(Saved entries)
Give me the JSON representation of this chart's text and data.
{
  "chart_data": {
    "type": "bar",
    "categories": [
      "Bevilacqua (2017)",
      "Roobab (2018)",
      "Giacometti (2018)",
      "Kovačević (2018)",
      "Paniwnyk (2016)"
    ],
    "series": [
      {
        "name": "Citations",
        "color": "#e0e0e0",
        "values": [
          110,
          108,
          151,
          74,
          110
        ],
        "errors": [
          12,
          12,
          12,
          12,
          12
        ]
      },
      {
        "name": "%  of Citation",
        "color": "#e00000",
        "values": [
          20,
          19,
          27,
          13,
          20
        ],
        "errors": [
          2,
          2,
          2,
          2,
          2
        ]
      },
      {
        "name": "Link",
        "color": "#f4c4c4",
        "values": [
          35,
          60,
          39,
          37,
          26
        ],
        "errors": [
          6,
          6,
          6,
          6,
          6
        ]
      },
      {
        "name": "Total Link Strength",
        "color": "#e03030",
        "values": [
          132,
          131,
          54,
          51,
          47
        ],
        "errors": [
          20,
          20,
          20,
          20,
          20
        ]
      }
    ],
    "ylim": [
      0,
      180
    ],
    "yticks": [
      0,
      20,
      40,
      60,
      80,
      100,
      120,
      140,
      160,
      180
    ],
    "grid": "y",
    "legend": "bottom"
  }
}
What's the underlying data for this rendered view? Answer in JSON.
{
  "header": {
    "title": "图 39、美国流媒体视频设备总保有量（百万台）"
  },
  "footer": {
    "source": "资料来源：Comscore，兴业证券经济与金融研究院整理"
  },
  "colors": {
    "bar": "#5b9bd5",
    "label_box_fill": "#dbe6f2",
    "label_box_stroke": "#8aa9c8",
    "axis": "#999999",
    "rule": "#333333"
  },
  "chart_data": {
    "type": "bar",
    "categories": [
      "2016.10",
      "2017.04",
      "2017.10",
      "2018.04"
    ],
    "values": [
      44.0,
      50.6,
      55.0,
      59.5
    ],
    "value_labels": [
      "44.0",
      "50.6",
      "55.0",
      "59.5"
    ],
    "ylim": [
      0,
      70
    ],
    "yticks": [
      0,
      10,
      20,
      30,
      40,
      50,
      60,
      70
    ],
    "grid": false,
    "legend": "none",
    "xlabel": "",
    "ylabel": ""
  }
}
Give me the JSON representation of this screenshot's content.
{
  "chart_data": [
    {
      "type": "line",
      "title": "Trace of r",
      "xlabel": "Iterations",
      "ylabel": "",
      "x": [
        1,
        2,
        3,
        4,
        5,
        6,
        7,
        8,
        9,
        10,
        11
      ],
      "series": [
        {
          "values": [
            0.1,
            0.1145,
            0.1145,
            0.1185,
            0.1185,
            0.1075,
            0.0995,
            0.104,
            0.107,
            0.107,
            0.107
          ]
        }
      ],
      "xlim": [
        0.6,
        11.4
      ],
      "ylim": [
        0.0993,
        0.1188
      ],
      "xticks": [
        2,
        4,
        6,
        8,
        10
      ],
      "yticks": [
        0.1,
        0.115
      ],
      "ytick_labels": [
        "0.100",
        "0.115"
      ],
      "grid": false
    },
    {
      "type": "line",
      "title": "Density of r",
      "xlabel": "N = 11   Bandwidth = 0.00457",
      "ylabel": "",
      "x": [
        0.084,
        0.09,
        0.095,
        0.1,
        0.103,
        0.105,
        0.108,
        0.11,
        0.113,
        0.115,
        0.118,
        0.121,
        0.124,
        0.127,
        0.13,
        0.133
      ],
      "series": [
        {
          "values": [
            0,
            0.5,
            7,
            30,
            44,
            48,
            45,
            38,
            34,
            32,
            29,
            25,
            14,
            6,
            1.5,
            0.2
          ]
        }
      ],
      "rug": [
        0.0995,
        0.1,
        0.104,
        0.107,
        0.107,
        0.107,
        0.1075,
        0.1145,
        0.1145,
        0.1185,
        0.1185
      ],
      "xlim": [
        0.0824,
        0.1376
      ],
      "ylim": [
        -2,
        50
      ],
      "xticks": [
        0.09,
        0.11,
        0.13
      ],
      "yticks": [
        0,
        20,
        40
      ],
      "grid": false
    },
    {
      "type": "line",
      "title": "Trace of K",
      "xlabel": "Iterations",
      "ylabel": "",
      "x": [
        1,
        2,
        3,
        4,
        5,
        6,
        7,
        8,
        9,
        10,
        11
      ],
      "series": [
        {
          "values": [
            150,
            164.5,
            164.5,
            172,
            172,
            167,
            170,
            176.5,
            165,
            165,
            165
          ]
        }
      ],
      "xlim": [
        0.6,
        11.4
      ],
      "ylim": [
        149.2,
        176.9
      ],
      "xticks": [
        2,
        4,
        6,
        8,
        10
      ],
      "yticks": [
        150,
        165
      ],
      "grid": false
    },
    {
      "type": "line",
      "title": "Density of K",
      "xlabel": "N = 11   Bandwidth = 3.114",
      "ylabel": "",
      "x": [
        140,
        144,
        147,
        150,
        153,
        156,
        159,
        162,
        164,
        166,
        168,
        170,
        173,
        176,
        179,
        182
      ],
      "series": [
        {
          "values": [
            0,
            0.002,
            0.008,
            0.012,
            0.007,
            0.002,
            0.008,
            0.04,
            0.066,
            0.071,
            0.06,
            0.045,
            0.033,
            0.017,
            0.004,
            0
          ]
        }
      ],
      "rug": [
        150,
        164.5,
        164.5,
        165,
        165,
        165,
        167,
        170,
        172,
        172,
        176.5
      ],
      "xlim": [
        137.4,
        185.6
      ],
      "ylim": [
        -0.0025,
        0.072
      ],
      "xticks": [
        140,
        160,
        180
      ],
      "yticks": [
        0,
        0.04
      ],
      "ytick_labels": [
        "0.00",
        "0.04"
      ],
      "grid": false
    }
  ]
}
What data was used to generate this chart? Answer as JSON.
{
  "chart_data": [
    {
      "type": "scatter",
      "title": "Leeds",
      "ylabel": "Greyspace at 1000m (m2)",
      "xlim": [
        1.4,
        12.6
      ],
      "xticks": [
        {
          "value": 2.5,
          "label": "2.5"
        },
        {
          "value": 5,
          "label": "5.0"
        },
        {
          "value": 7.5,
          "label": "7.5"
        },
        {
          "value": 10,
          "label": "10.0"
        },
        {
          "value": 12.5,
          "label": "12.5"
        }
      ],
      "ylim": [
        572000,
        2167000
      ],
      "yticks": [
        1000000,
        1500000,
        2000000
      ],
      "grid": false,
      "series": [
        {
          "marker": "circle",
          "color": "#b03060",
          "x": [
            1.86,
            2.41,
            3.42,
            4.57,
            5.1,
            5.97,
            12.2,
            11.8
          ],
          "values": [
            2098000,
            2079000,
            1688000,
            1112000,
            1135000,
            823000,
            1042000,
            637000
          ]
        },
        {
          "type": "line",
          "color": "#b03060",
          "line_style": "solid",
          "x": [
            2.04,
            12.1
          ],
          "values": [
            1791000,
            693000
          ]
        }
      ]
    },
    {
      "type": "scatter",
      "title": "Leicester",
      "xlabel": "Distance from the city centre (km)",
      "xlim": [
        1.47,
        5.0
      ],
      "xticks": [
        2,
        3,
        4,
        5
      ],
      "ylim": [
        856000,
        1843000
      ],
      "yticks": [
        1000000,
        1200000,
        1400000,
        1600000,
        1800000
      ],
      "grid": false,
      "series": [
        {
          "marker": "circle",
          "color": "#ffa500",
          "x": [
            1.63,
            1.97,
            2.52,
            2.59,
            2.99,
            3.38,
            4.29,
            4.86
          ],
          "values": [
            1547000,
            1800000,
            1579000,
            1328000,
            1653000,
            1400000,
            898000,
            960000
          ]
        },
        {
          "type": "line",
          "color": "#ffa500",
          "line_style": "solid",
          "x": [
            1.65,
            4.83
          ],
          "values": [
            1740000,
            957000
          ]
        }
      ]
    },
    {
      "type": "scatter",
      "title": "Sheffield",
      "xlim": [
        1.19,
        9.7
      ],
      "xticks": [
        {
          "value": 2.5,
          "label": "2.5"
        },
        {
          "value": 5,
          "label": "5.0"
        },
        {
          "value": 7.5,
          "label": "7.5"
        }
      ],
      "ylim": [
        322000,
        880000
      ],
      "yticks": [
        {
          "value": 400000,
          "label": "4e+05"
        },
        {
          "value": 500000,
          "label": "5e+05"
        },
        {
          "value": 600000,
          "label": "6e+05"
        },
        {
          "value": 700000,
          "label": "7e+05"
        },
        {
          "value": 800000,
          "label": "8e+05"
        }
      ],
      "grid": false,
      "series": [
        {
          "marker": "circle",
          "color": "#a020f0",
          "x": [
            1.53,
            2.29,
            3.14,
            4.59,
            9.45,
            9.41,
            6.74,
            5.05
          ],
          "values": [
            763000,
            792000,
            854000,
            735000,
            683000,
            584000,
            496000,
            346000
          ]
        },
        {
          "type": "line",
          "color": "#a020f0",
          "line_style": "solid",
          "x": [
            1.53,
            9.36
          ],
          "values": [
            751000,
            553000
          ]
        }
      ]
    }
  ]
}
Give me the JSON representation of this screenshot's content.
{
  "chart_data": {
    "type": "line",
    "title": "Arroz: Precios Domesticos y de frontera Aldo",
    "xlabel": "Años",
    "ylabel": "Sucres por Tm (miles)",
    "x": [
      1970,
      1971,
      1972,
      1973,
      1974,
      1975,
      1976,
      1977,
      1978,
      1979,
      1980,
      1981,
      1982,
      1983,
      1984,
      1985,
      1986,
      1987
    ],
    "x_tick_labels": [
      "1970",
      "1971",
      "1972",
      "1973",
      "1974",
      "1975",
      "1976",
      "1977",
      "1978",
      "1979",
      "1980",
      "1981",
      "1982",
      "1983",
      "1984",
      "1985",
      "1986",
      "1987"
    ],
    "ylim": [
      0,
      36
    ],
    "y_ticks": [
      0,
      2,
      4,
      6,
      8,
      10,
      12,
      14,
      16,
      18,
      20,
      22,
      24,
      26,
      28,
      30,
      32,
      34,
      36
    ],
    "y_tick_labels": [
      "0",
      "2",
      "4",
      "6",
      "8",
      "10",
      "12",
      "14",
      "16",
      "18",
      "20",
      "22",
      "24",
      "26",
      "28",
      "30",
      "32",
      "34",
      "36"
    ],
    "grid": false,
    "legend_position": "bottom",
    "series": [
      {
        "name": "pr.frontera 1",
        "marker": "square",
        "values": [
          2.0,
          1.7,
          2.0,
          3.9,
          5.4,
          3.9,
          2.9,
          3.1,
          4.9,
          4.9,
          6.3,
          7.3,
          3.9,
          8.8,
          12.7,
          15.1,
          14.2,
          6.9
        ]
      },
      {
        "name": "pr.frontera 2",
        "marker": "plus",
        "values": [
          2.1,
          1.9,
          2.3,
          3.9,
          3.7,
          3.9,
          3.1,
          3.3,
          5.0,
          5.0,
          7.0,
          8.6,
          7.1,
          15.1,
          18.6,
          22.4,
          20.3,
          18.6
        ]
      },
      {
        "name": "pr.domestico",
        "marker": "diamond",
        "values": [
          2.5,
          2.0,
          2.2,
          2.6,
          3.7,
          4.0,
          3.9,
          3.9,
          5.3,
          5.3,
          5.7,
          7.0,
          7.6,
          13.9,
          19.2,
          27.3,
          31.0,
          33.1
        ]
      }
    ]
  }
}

● **WHAT TO WORK ON**
Copy out every line in the entries above that holds "name".

● **WRITTEN RESPONSE**
        "name": "Citations",
        "name": "%  of Citation",
        "name": "Link",
        "name": "Total Link Strength",
        "name": "pr.frontera 1",
        "name": "pr.frontera 2",
        "name": "pr.domestico",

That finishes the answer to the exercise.